• [Problem] Below are the records; collect from them each line containing the string "body".

────

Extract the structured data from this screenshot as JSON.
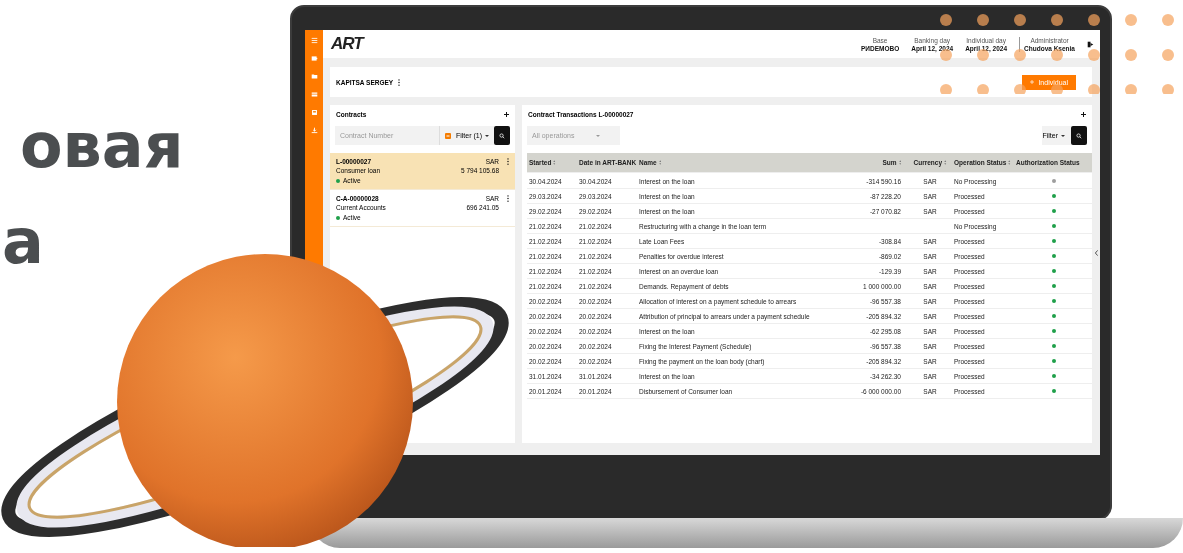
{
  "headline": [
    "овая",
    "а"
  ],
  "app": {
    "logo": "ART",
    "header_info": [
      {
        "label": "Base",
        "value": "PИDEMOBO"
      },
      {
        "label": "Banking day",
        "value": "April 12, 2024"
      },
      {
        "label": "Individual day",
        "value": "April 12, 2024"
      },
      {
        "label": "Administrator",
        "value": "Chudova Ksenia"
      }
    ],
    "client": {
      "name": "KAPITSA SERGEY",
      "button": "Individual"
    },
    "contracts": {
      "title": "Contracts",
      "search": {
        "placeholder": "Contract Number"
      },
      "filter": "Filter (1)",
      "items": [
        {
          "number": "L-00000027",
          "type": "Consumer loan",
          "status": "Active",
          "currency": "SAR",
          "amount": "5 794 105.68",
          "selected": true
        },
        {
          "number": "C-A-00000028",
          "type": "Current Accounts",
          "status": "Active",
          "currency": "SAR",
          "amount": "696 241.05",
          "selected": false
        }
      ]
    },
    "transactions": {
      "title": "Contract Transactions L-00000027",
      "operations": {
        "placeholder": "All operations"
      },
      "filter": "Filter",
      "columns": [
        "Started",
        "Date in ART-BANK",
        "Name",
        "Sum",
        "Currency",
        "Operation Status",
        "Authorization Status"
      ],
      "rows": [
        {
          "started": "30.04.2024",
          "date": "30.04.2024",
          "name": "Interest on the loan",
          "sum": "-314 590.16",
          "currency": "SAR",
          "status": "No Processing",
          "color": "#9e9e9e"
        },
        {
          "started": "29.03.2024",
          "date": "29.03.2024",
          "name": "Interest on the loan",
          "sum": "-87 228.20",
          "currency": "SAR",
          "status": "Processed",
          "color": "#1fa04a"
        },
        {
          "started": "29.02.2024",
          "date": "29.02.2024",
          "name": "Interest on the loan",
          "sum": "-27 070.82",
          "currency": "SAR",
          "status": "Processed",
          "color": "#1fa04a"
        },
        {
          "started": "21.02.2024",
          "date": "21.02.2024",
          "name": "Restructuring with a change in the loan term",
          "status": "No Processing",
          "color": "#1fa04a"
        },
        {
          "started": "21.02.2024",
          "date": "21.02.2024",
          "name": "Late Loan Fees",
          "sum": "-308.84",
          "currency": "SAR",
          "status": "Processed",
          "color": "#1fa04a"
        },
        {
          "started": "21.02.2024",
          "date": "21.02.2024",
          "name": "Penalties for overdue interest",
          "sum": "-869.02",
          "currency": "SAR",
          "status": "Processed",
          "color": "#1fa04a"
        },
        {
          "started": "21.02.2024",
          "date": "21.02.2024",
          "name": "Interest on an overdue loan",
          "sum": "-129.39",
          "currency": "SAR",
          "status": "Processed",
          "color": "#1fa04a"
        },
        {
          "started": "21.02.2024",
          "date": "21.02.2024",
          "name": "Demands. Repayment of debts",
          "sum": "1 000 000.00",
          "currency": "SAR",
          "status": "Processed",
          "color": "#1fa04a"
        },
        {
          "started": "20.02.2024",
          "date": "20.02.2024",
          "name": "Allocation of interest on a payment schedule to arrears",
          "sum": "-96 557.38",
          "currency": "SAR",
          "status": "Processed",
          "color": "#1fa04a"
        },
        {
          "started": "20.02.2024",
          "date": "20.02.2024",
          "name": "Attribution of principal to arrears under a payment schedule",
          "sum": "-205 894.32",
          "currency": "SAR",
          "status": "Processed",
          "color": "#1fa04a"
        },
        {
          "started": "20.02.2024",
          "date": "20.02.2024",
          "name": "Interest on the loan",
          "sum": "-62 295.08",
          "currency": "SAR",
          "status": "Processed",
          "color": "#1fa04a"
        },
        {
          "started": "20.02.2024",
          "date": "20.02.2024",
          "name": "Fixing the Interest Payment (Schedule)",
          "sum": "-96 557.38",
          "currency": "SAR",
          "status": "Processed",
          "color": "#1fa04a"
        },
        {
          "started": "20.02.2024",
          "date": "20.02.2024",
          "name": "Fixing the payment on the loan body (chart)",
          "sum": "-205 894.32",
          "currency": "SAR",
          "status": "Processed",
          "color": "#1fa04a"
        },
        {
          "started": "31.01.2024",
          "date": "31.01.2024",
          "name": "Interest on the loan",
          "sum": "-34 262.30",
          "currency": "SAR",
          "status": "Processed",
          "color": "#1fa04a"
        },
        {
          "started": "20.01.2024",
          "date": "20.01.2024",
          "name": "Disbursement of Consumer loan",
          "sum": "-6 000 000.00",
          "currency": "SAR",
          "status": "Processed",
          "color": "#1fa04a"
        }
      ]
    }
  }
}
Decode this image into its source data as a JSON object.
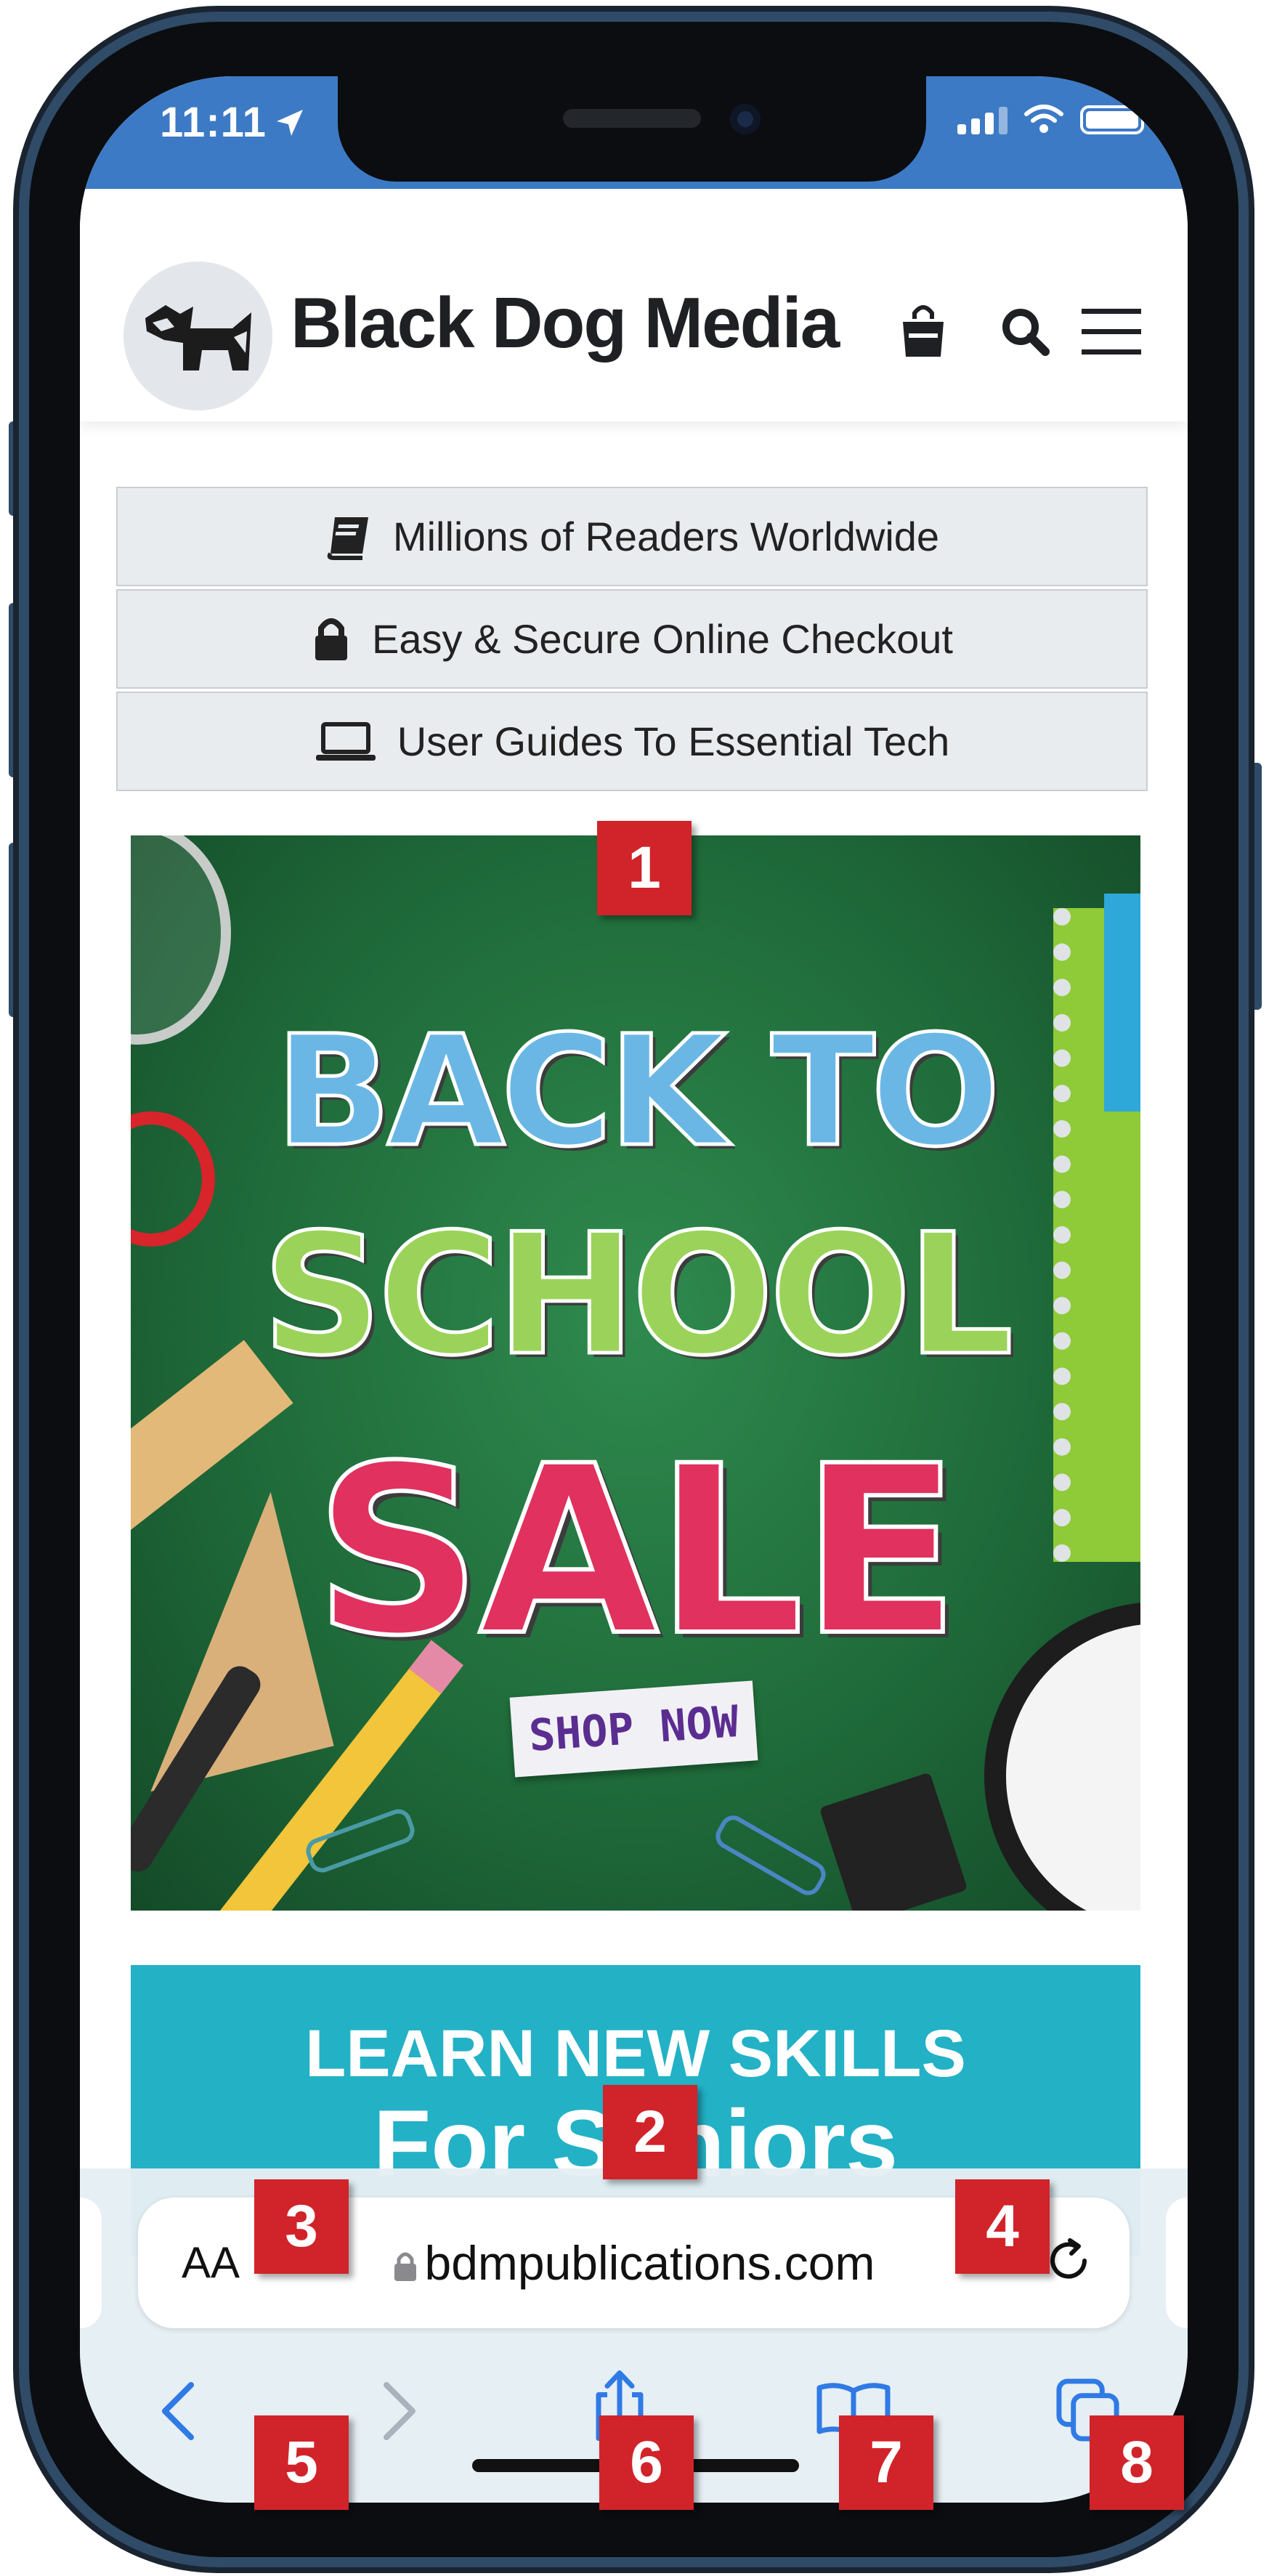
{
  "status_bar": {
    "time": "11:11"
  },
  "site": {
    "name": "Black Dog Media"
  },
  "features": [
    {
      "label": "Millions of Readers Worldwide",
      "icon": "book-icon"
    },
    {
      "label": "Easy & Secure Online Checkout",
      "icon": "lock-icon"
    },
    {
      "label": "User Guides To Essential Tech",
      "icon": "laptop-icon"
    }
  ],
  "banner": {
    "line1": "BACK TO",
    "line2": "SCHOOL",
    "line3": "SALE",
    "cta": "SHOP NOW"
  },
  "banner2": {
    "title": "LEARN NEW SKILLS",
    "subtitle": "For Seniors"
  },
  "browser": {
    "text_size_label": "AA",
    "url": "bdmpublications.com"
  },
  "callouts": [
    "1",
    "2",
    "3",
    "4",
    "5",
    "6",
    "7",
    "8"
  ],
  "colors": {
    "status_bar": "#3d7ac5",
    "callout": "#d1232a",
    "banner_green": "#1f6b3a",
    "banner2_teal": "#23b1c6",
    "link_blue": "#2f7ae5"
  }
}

────

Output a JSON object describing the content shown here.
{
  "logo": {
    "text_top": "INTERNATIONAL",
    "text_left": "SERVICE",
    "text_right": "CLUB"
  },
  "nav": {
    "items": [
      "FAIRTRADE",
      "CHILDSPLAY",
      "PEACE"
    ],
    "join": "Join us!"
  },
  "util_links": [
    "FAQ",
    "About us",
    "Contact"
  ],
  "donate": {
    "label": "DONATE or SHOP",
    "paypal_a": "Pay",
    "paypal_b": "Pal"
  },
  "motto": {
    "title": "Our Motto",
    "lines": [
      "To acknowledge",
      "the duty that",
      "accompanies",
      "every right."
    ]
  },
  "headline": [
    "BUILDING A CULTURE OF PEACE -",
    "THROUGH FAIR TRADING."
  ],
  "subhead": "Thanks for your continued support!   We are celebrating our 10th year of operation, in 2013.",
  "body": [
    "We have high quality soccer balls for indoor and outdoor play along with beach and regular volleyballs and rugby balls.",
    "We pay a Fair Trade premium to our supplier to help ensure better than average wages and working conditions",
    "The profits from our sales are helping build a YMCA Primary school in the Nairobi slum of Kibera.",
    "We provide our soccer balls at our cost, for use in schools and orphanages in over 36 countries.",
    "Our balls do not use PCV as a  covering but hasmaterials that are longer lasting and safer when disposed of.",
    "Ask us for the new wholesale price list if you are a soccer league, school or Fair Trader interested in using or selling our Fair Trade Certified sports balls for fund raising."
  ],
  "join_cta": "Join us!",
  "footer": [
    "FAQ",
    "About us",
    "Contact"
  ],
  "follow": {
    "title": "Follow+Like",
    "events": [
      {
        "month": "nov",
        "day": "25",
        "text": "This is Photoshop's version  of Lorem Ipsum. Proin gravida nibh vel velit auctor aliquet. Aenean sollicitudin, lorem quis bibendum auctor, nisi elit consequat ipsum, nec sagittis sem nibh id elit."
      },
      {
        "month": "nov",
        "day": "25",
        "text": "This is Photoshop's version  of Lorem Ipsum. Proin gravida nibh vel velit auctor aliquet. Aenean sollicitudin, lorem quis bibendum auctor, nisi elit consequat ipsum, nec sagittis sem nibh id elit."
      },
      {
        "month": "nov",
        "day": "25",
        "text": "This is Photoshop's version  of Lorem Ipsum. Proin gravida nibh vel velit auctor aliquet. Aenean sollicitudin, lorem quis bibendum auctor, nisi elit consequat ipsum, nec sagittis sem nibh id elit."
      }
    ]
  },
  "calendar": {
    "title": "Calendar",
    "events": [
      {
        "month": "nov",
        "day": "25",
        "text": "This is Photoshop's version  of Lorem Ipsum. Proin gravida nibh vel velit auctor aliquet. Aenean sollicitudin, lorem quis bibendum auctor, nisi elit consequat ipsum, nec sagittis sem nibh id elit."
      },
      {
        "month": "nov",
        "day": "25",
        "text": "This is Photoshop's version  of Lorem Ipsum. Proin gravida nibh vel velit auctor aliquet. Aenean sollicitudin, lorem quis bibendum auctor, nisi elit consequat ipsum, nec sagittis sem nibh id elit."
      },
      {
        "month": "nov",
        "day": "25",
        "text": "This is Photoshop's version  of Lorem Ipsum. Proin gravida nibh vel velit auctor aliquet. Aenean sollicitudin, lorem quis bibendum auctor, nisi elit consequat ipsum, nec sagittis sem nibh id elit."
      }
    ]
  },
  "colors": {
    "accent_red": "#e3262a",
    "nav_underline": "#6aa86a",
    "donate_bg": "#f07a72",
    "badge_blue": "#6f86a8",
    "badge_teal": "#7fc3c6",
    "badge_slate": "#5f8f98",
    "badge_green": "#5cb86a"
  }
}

────

• [Response below]
          "name": "Fixing the payment on the loan body (chart)",
  "body": [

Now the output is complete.